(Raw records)
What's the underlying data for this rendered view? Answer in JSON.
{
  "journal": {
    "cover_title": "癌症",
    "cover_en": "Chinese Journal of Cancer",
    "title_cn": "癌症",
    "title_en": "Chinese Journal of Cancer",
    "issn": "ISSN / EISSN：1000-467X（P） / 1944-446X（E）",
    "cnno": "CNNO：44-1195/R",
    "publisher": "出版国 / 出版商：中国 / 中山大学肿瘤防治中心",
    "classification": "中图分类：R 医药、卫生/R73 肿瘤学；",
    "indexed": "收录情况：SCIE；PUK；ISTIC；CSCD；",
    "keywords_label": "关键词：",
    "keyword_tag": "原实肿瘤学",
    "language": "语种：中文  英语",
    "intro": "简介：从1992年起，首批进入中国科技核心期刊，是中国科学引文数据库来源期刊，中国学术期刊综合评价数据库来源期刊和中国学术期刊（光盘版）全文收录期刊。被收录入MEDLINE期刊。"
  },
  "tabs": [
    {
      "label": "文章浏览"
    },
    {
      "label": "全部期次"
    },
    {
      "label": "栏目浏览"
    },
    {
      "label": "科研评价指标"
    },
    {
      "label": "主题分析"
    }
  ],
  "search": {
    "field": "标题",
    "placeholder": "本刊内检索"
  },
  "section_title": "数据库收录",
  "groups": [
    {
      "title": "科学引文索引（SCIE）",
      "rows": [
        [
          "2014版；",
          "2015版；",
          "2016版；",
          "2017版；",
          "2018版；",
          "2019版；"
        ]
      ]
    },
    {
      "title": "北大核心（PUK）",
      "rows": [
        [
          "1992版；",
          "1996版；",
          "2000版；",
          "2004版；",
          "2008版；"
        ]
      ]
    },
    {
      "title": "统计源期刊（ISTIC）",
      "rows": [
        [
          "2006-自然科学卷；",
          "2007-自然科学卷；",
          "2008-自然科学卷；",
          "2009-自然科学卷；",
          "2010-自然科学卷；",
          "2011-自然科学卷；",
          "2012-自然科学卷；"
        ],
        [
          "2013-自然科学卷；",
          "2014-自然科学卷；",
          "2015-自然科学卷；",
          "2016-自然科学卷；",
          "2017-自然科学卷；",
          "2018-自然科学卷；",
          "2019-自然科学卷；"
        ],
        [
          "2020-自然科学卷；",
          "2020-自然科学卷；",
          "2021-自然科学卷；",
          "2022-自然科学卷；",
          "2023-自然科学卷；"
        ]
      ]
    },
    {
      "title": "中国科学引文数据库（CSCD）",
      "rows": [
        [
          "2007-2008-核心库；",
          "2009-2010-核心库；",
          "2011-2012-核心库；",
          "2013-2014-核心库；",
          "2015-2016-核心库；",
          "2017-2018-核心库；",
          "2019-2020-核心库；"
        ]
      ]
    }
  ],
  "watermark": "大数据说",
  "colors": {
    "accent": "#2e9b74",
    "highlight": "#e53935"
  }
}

> Your task
Look through the lines above and collect those with the word "SCIE".

> Worked answer
    "indexed": "收录情况：SCIE；PUK；ISTIC；CSCD；",
      "title": "科学引文索引（SCIE）",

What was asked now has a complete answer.